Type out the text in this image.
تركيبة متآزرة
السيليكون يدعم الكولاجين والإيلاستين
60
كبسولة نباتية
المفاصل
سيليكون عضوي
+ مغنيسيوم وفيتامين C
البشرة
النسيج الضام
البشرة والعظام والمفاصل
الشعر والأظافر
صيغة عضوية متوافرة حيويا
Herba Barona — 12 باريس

+--

Problem to solve: Repeat the entries shown above, every one, word for word.

Exercise answer:
Type out the text in this image.
تركيبة متآزرة
السيليكون يدعم الكولاجين والإيلاستين
60
كبسولة نباتية
المفاصل
سيليكون عضوي
+ مغنيسيوم وفيتامين C
البشرة
النسيج الضام
البشرة والعظام والمفاصل
الشعر والأظافر
صيغة عضوية متوافرة حيويا
Herba Barona — 12 باريس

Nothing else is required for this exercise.